◆ Text excerpt ◆
My parents and siblings have profoundly impacted my life experiences. They, therefore, permeated, hunted and figuratively guided the strokes of my pen. My life with them compromises much of the substance of my writing.
Sarah Gordon Chambliss, a gifted teacher of English and Author of two books of poetry, is my mentor whose spiritual guidance energized my writing. It was she and Lois Lockheart, another teacher of English, who gave long hours to the reading of my writing and have provided valuable suggestions. They made me feel that I could and moreover, I should. Barbara Lois McCray Harris, a former student and endearing Goddaughter, provided technical work in the form of printing the pictures seen in this book. Terrance Levelle Myles, Sr., my nephew and a God send, printing the pages of my book in preparation for copyright. Thanks to God! Thanks to you!
Image%201.1.jpegHome Again!
Prologue
HOME AGAIN!
Bits of Bermuda grass have woven the brick sidewalk, an amateur’s masterpiece, into a perfect checkerboard. The house stood holding her sagging porch out in front of her as a grandma would hold an apron of goods. Rhode Island Red and Dominique chicken had given the earth beneath the house the appearance of acne. One! Two! Three! Four! And I had reached the summit of the lop-sided steps.
I looked down the long porch that extended the entire length of the house. As I made my pilgrimage, I imagined that I had become the fingers on the keys of a piano. The large ten-penny nails aided the rhymatic squeak-squash-creak
sounds that marked my every step. I reached out and allowed my fingers to move over the washboard-like outer walls of the porch that time had tarnished with an indelible gray. I counted the crude rafters and named them for the children who had played there so many years before. As I stared up, I recalled how the rain had played her percussion on the tin house top, a perfect pyramid.
From the porch, two, large sagging, square eyes stared back at me as I peered into the old house. From that moment on, I was mesmerized by the memories of times long past that seemed to draw me toward the front door.

◆ Aim 1 ◆
In the memoir excerpt, copy everything from "Image%201.1.jpegHome Again!" down to "the lop-sided steps." without changing a word.
◆ Aim 2 ◆
According to the memoir excerpt, what technical work did Barbara Lois McCray Harris provide?

◆ Information supplied ◆
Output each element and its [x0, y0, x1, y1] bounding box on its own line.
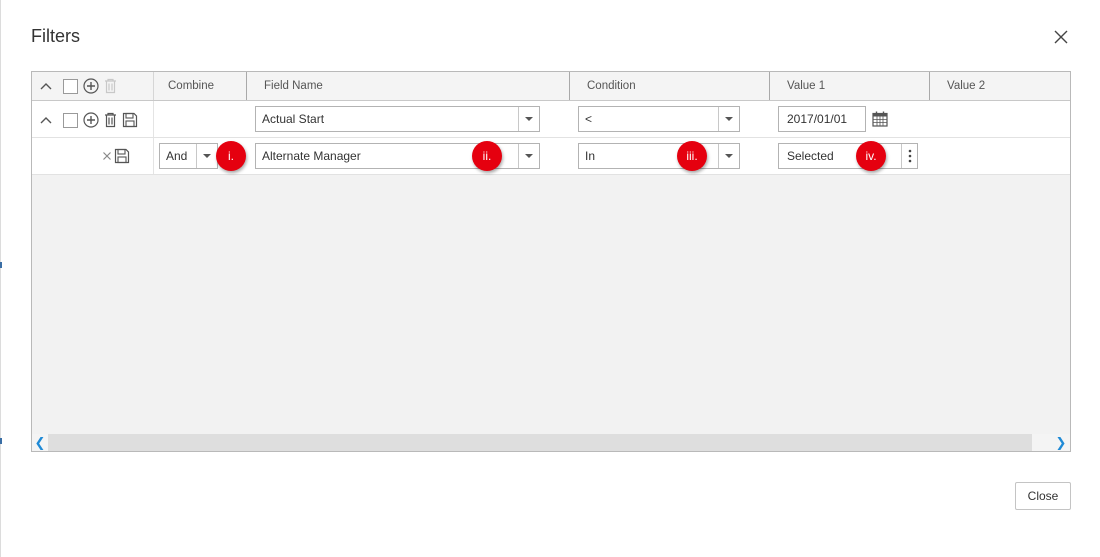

◆ Task output 1 ◆
Image%201.1.jpegHome Again!
Prologue
HOME AGAIN!
Bits of Bermuda grass have woven the brick sidewalk, an amateur’s masterpiece, into a perfect checkerboard. The house stood holding her sagging porch out in front of her as a grandma would hold an apron of goods. Rhode Island Red and Dominique chicken had given the earth beneath the house the appearance of acne. One! Two! Three! Four! And I had reached the summit of the lop-sided steps.

◆ Task output 2 ◆
She printed the pictures seen in the book.